> [Short task] Search the listing below for "value". Copy each matching line.

> [Dataset excerpts]
__________

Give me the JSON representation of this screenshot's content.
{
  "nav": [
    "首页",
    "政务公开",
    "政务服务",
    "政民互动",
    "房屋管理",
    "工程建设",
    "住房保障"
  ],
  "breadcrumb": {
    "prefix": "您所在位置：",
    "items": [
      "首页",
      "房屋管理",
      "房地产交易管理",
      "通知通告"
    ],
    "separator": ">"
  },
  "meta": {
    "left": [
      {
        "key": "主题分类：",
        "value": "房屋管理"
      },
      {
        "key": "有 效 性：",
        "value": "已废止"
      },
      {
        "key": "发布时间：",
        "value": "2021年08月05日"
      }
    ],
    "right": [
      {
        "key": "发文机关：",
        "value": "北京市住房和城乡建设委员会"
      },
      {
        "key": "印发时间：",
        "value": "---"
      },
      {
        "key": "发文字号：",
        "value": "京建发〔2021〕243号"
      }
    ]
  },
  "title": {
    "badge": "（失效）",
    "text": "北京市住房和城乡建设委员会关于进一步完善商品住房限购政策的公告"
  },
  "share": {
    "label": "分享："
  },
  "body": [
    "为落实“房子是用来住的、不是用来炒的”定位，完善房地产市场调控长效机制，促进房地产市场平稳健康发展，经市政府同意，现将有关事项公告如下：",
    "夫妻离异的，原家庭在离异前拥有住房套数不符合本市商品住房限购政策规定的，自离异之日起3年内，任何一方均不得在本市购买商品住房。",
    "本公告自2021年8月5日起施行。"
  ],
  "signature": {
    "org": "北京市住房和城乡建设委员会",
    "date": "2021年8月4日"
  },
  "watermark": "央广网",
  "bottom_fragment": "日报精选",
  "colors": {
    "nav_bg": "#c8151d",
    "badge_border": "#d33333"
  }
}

__________

> [Completed exercise]
        "value": "房屋管理"
        "value": "已废止"
        "value": "2021年08月05日"
        "value": "北京市住房和城乡建设委员会"
        "value": "---"
        "value": "京建发〔2021〕243号"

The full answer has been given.